### SOURCE
------

Defendants’ counterclaim and the retainer agreement (attached thereto and incorporated by reference) establish that, on October 24, 1994, James, Construction, and Hazard retained plaintiff to represent Hazard in litigation in California. Counterclaim ¶ 9 & Ex. A. According to the retainer agreement, defendants were charged a rate ranging from $215 per hour for associates and “Vice Presidents” to $285 per hour for “Principals.” Id. Ex. A. The parties agreed that defendants were only responsible for paying $5,000 per month for fees; in the event the fees for a given month exceeded that figure, the excess would be deferred. Id. Finally, defendants agreed to pay plaintiff an additional 10 percent of all fees charged pursuant to the retainer agreement, due at the conclusion of plaintiffs representation of Hazard. Defen*77dants allege that between October 24, 1994, and September 12, 1995, plaintiff charged them approximately $570,000 for legal services. Id. ¶ 15.
The allegations in Counts I and V fall into two categories. First, defendants claim that the hourly fees charged by plaintiff for its work were unreasonably high as compared to the market value for similar legal work. Defendants also assert that plaintiff breached its fiduciary duty and committed professional negligence by “eharg[ing] for unnecessary services and expenditures ... and charging] an unreasonable and excessive number of hours for the reasonable value of the legal services received.” Counterclaim ¶¶ 14 & 45. The Court addresses each claim in turn.

------

### THE PROBLEM
Can you copy the fee dispute passage word for word from "The allegations in" to "claim in turn."?

### RAW DATA
------

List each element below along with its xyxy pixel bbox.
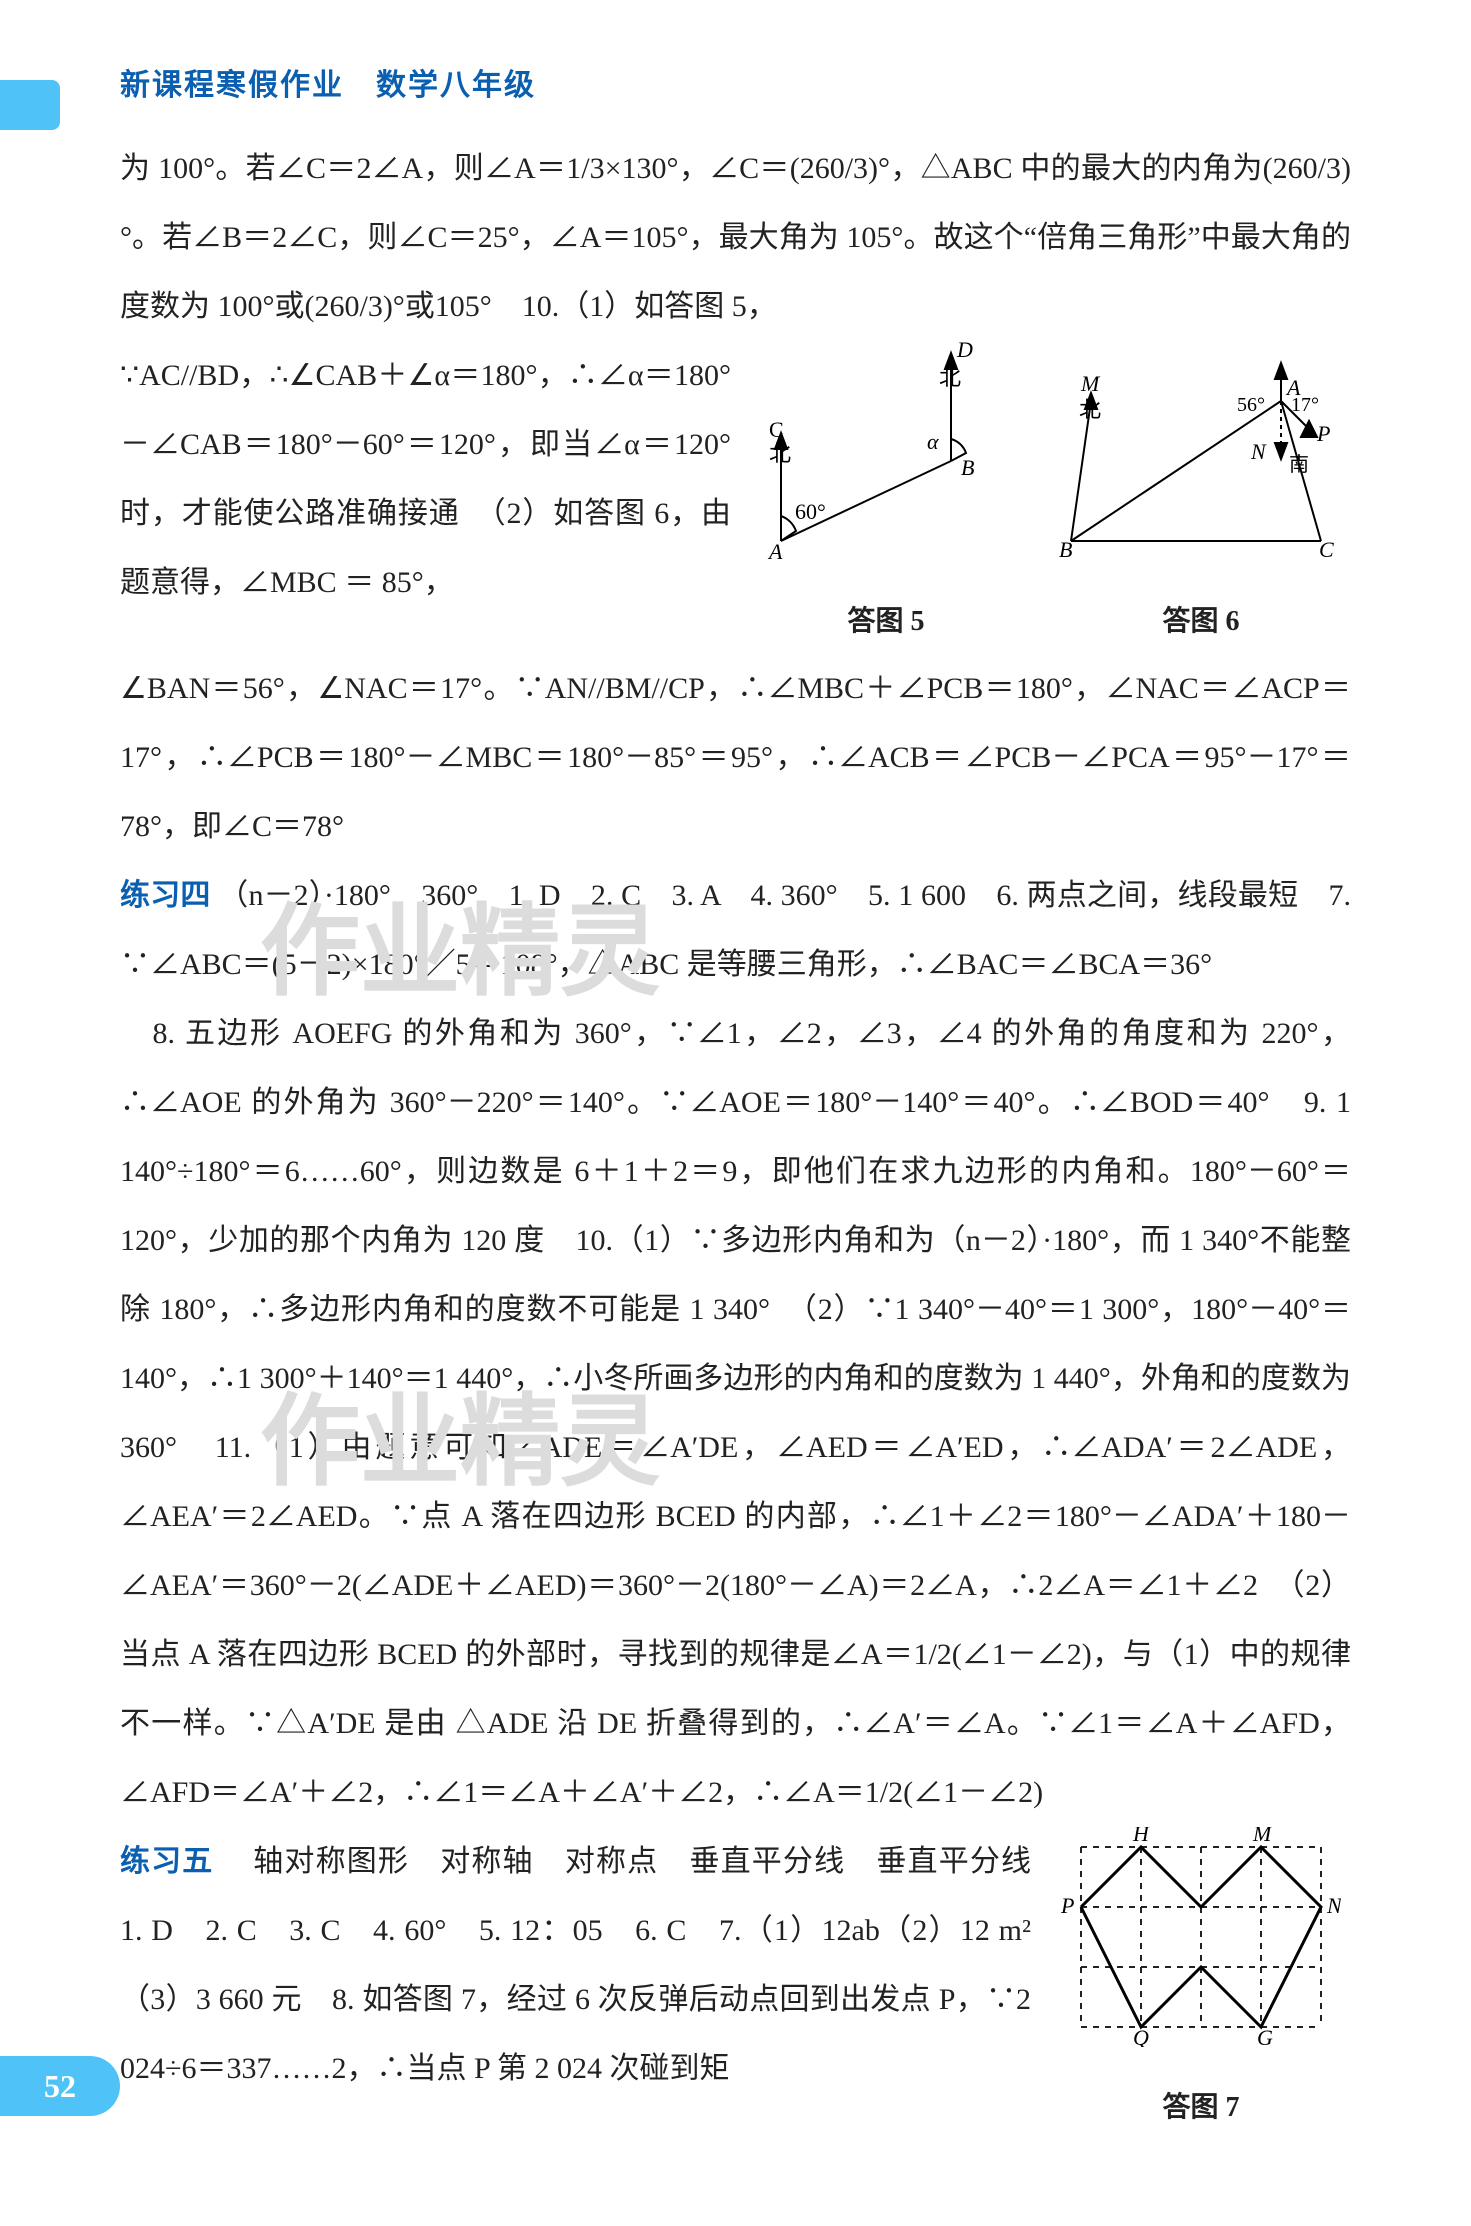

------

### FINISHED EXERCISE
The allegations in Counts I and V fall into two categories. First, defendants claim that the hourly fees charged by plaintiff for its work were unreasonably high as compared to the market value for similar legal work. Defendants also assert that plaintiff breached its fiduciary duty and committed professional negligence by “eharg[ing] for unnecessary services and expenditures ... and charging] an unreasonable and excessive number of hours for the reasonable value of the legal services received.” Counterclaim ¶¶ 14 & 45. The Court addresses each claim in turn.